-- begin --

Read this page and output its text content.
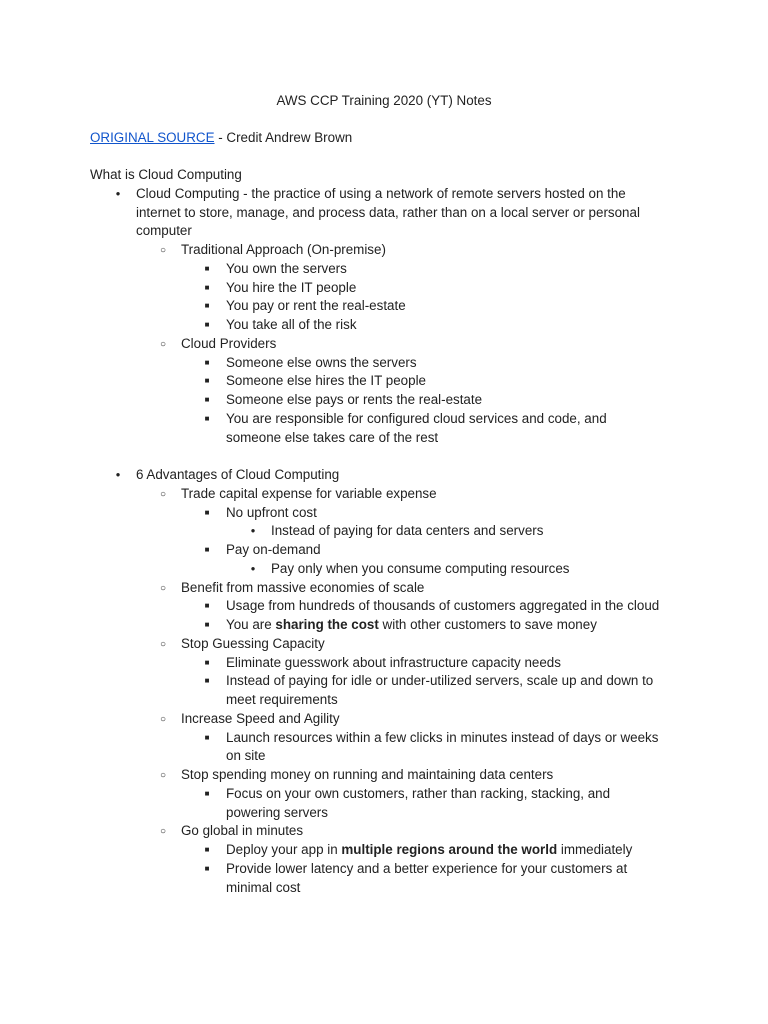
AWS CCP Training 2020 (YT) Notes
ORIGINAL SOURCE - Credit Andrew Brown
What is Cloud Computing
●
Cloud Computing - the practice of using a network of remote servers hosted on the
internet to store, manage, and process data, rather than on a local server or personal
computer
○
Traditional Approach (On-premise)
■
You own the servers
■
You hire the IT people
■
You pay or rent the real-estate
■
You take all of the risk
○
Cloud Providers
■
Someone else owns the servers
■
Someone else hires the IT people
■
Someone else pays or rents the real-estate
■
You are responsible for configured cloud services and code, and
someone else takes care of the rest
●
6 Advantages of Cloud Computing
○
Trade capital expense for variable expense
■
No upfront cost
●
Instead of paying for data centers and servers
■
Pay on-demand
●
Pay only when you consume computing resources
○
Benefit from massive economies of scale
■
Usage from hundreds of thousands of customers aggregated in the cloud
■
You are sharing the cost with other customers to save money
○
Stop Guessing Capacity
■
Eliminate guesswork about infrastructure capacity needs
■
Instead of paying for idle or under-utilized servers, scale up and down to
meet requirements
○
Increase Speed and Agility
■
Launch resources within a few clicks in minutes instead of days or weeks
on site
○
Stop spending money on running and maintaining data centers
■
Focus on your own customers, rather than racking, stacking, and
powering servers
○
Go global in minutes
■
Deploy your app in multiple regions around the world immediately
■
Provide lower latency and a better experience for your customers at
minimal cost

-- end --

◆ **Exercise instructions**:
The pictures should not appear in the copy; every other part of the records above must be returned exactly.

◆ **Correct result**:
Read this page and output its text content.
AWS CCP Training 2020 (YT) Notes
ORIGINAL SOURCE - Credit Andrew Brown
What is Cloud Computing
●
Cloud Computing - the practice of using a network of remote servers hosted on the
internet to store, manage, and process data, rather than on a local server or personal
computer
○
Traditional Approach (On-premise)
■
You own the servers
■
You hire the IT people
■
You pay or rent the real-estate
■
You take all of the risk
○
Cloud Providers
■
Someone else owns the servers
■
Someone else hires the IT people
■
Someone else pays or rents the real-estate
■
You are responsible for configured cloud services and code, and
someone else takes care of the rest
●
6 Advantages of Cloud Computing
○
Trade capital expense for variable expense
■
No upfront cost
●
Instead of paying for data centers and servers
■
Pay on-demand
●
Pay only when you consume computing resources
○
Benefit from massive economies of scale
■
Usage from hundreds of thousands of customers aggregated in the cloud
■
You are sharing the cost with other customers to save money
○
Stop Guessing Capacity
■
Eliminate guesswork about infrastructure capacity needs
■
Instead of paying for idle or under-utilized servers, scale up and down to
meet requirements
○
Increase Speed and Agility
■
Launch resources within a few clicks in minutes instead of days or weeks
on site
○
Stop spending money on running and maintaining data centers
■
Focus on your own customers, rather than racking, stacking, and
powering servers
○
Go global in minutes
■
Deploy your app in multiple regions around the world immediately
■
Provide lower latency and a better experience for your customers at
minimal cost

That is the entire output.